*YOUR OBJECTIVE*.
Quote every line as given.

-- Start --

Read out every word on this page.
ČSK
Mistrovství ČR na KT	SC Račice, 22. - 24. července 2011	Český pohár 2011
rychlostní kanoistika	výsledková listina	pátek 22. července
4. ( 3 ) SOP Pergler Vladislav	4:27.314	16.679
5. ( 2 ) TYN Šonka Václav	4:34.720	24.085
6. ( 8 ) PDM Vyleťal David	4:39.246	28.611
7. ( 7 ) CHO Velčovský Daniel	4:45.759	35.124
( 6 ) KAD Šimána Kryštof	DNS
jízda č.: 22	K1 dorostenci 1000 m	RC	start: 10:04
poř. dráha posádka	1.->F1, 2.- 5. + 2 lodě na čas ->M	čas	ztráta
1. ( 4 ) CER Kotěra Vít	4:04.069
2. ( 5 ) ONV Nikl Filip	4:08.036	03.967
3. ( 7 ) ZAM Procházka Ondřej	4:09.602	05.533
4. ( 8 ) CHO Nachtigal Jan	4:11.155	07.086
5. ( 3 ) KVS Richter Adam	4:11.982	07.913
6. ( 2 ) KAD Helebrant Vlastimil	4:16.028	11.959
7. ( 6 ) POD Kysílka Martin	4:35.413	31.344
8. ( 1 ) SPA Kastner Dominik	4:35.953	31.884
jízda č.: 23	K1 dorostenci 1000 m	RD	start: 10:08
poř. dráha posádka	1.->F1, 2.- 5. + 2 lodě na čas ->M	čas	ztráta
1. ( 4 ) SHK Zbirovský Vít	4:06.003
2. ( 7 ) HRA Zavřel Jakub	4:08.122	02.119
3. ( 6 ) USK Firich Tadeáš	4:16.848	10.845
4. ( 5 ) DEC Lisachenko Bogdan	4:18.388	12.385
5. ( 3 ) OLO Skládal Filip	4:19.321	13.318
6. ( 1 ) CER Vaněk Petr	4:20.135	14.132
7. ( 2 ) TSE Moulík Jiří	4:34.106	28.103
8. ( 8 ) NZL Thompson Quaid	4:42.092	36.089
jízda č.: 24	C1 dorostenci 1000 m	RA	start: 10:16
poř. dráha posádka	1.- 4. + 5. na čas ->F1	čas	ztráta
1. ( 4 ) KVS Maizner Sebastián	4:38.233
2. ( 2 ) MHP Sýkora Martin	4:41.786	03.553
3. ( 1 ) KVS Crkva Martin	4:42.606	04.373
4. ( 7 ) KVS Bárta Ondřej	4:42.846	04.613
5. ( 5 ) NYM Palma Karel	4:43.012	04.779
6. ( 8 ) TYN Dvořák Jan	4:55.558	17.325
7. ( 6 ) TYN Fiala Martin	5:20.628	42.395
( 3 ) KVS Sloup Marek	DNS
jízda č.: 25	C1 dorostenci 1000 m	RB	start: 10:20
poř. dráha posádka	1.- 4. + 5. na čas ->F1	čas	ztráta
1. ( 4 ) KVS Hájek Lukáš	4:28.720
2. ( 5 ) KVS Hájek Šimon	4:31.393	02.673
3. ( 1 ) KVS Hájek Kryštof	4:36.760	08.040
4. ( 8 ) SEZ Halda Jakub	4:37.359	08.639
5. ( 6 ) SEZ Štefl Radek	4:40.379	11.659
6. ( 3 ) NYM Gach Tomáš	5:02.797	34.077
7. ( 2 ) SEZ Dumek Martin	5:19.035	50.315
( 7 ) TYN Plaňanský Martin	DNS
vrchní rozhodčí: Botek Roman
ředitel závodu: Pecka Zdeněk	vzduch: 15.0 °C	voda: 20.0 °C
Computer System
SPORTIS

-- End --

*WRITTEN ANSWER*.
Read out every word on this page.
ČSK
Mistrovství ČR na KT	SC Račice, 22. - 24. července 2011	Český pohár 2011
rychlostní kanoistika	výsledková listina	pátek 22. července
4. ( 3 ) SOP Pergler Vladislav	4:27.314	16.679
5. ( 2 ) TYN Šonka Václav	4:34.720	24.085
6. ( 8 ) PDM Vyleťal David	4:39.246	28.611
7. ( 7 ) CHO Velčovský Daniel	4:45.759	35.124
( 6 ) KAD Šimána Kryštof	DNS
jízda č.: 22	K1 dorostenci 1000 m	RC	start: 10:04
poř. dráha posádka	1.->F1, 2.- 5. + 2 lodě na čas ->M	čas	ztráta
1. ( 4 ) CER Kotěra Vít	4:04.069
2. ( 5 ) ONV Nikl Filip	4:08.036	03.967
3. ( 7 ) ZAM Procházka Ondřej	4:09.602	05.533
4. ( 8 ) CHO Nachtigal Jan	4:11.155	07.086
5. ( 3 ) KVS Richter Adam	4:11.982	07.913
6. ( 2 ) KAD Helebrant Vlastimil	4:16.028	11.959
7. ( 6 ) POD Kysílka Martin	4:35.413	31.344
8. ( 1 ) SPA Kastner Dominik	4:35.953	31.884
jízda č.: 23	K1 dorostenci 1000 m	RD	start: 10:08
poř. dráha posádka	1.->F1, 2.- 5. + 2 lodě na čas ->M	čas	ztráta
1. ( 4 ) SHK Zbirovský Vít	4:06.003
2. ( 7 ) HRA Zavřel Jakub	4:08.122	02.119
3. ( 6 ) USK Firich Tadeáš	4:16.848	10.845
4. ( 5 ) DEC Lisachenko Bogdan	4:18.388	12.385
5. ( 3 ) OLO Skládal Filip	4:19.321	13.318
6. ( 1 ) CER Vaněk Petr	4:20.135	14.132
7. ( 2 ) TSE Moulík Jiří	4:34.106	28.103
8. ( 8 ) NZL Thompson Quaid	4:42.092	36.089
jízda č.: 24	C1 dorostenci 1000 m	RA	start: 10:16
poř. dráha posádka	1.- 4. + 5. na čas ->F1	čas	ztráta
1. ( 4 ) KVS Maizner Sebastián	4:38.233
2. ( 2 ) MHP Sýkora Martin	4:41.786	03.553
3. ( 1 ) KVS Crkva Martin	4:42.606	04.373
4. ( 7 ) KVS Bárta Ondřej	4:42.846	04.613
5. ( 5 ) NYM Palma Karel	4:43.012	04.779
6. ( 8 ) TYN Dvořák Jan	4:55.558	17.325
7. ( 6 ) TYN Fiala Martin	5:20.628	42.395
( 3 ) KVS Sloup Marek	DNS
jízda č.: 25	C1 dorostenci 1000 m	RB	start: 10:20
poř. dráha posádka	1.- 4. + 5. na čas ->F1	čas	ztráta
1. ( 4 ) KVS Hájek Lukáš	4:28.720
2. ( 5 ) KVS Hájek Šimon	4:31.393	02.673
3. ( 1 ) KVS Hájek Kryštof	4:36.760	08.040
4. ( 8 ) SEZ Halda Jakub	4:37.359	08.639
5. ( 6 ) SEZ Štefl Radek	4:40.379	11.659
6. ( 3 ) NYM Gach Tomáš	5:02.797	34.077
7. ( 2 ) SEZ Dumek Martin	5:19.035	50.315
( 7 ) TYN Plaňanský Martin	DNS
vrchní rozhodčí: Botek Roman
ředitel závodu: Pecka Zdeněk	vzduch: 15.0 °C	voda: 20.0 °C
Computer System
SPORTIS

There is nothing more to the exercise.